**OBJECTIVE:**
Copy every line of the listing that holds the string "input".

**PROVIDED RECORDS:**
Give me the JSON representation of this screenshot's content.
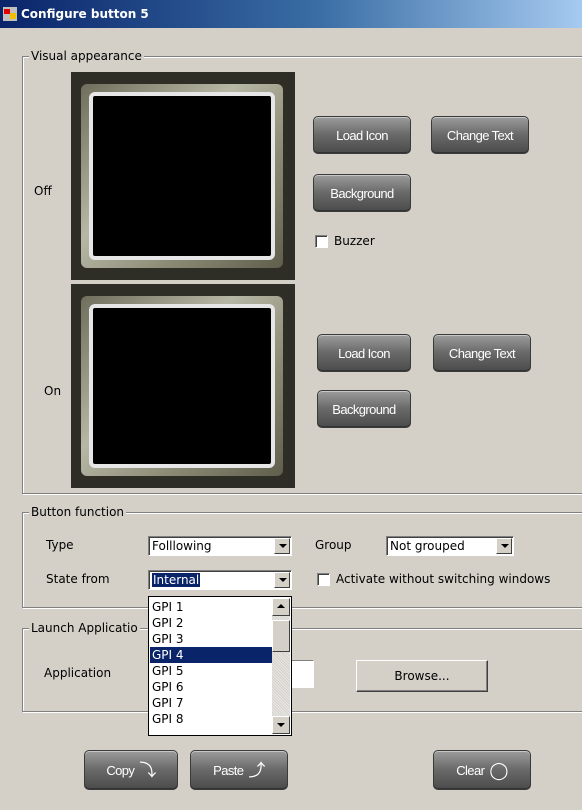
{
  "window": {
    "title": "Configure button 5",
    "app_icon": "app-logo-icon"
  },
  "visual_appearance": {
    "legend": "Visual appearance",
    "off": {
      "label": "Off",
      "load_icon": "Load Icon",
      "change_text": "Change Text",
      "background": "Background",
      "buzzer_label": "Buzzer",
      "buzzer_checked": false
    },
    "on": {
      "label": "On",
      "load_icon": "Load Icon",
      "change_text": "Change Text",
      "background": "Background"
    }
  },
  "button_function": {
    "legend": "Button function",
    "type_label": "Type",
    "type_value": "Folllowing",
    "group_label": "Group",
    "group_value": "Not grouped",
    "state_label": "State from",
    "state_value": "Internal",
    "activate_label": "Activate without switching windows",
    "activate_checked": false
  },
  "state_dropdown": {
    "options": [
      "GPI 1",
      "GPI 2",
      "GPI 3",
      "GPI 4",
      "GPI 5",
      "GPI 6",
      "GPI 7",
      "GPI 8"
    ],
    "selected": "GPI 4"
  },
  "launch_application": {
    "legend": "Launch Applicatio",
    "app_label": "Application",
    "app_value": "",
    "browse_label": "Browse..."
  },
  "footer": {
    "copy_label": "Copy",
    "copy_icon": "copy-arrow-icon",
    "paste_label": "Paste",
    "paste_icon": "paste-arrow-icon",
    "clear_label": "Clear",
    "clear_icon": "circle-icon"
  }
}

--

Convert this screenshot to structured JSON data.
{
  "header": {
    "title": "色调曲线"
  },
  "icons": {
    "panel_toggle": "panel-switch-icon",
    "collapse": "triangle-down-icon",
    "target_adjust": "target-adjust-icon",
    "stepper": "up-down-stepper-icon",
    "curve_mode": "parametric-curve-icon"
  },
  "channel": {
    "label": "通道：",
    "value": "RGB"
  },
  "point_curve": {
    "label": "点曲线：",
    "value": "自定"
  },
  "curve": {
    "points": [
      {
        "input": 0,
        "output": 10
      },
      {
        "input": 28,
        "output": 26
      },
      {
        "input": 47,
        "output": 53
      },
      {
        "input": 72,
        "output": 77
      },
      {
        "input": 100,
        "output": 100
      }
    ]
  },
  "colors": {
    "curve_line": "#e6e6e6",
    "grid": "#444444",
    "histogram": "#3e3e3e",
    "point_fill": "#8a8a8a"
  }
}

**RESPONSE:**
        "input": 0,
        "input": 28,
        "input": 47,
        "input": 72,
        "input": 100,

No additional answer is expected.